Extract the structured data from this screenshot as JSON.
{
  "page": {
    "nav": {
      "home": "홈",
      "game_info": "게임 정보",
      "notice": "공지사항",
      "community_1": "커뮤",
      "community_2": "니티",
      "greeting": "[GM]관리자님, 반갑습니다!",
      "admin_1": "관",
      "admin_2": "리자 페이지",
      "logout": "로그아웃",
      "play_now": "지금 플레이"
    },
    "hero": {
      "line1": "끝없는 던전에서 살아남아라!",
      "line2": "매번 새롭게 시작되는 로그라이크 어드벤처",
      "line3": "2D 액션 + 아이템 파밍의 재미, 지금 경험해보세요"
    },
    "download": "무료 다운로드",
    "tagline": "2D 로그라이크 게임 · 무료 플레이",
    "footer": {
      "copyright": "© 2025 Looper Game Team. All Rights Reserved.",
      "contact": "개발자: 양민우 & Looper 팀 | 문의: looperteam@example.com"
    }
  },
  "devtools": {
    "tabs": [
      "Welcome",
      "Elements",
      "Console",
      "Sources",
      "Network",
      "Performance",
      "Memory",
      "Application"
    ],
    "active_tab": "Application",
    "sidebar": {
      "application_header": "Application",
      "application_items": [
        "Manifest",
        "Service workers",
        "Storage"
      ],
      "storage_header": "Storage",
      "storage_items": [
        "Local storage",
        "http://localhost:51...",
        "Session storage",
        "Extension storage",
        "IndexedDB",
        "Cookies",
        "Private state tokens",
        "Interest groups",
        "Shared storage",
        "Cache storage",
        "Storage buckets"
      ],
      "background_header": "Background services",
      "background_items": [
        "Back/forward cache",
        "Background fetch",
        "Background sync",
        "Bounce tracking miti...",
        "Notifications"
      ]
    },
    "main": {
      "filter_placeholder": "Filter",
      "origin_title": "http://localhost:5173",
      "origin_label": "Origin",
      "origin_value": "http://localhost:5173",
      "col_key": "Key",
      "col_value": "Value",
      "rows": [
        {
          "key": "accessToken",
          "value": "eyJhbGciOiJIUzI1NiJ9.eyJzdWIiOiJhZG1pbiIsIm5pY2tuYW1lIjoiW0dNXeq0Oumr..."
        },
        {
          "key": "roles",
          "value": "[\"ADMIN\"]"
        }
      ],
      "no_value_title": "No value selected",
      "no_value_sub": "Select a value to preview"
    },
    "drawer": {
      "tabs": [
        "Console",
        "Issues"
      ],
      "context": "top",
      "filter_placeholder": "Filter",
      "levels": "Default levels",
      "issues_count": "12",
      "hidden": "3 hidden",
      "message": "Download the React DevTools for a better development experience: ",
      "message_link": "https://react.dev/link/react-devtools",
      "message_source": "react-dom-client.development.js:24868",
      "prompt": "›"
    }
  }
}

#### [Task]
Go through the records and print each one exactly.

#### [Output for this exercise]
Extract the structured data from this screenshot as JSON.
{
  "page": {
    "nav": {
      "home": "홈",
      "game_info": "게임 정보",
      "notice": "공지사항",
      "community_1": "커뮤",
      "community_2": "니티",
      "greeting": "[GM]관리자님, 반갑습니다!",
      "admin_1": "관",
      "admin_2": "리자 페이지",
      "logout": "로그아웃",
      "play_now": "지금 플레이"
    },
    "hero": {
      "line1": "끝없는 던전에서 살아남아라!",
      "line2": "매번 새롭게 시작되는 로그라이크 어드벤처",
      "line3": "2D 액션 + 아이템 파밍의 재미, 지금 경험해보세요"
    },
    "download": "무료 다운로드",
    "tagline": "2D 로그라이크 게임 · 무료 플레이",
    "footer": {
      "copyright": "© 2025 Looper Game Team. All Rights Reserved.",
      "contact": "개발자: 양민우 & Looper 팀 | 문의: looperteam@example.com"
    }
  },
  "devtools": {
    "tabs": [
      "Welcome",
      "Elements",
      "Console",
      "Sources",
      "Network",
      "Performance",
      "Memory",
      "Application"
    ],
    "active_tab": "Application",
    "sidebar": {
      "application_header": "Application",
      "application_items": [
        "Manifest",
        "Service workers",
        "Storage"
      ],
      "storage_header": "Storage",
      "storage_items": [
        "Local storage",
        "http://localhost:51...",
        "Session storage",
        "Extension storage",
        "IndexedDB",
        "Cookies",
        "Private state tokens",
        "Interest groups",
        "Shared storage",
        "Cache storage",
        "Storage buckets"
      ],
      "background_header": "Background services",
      "background_items": [
        "Back/forward cache",
        "Background fetch",
        "Background sync",
        "Bounce tracking miti...",
        "Notifications"
      ]
    },
    "main": {
      "filter_placeholder": "Filter",
      "origin_title": "http://localhost:5173",
      "origin_label": "Origin",
      "origin_value": "http://localhost:5173",
      "col_key": "Key",
      "col_value": "Value",
      "rows": [
        {
          "key": "accessToken",
          "value": "eyJhbGciOiJIUzI1NiJ9.eyJzdWIiOiJhZG1pbiIsIm5pY2tuYW1lIjoiW0dNXeq0Oumr..."
        },
        {
          "key": "roles",
          "value": "[\"ADMIN\"]"
        }
      ],
      "no_value_title": "No value selected",
      "no_value_sub": "Select a value to preview"
    },
    "drawer": {
      "tabs": [
        "Console",
        "Issues"
      ],
      "context": "top",
      "filter_placeholder": "Filter",
      "levels": "Default levels",
      "issues_count": "12",
      "hidden": "3 hidden",
      "message": "Download the React DevTools for a better development experience: ",
      "message_link": "https://react.dev/link/react-devtools",
      "message_source": "react-dom-client.development.js:24868",
      "prompt": "›"
    }
  }
}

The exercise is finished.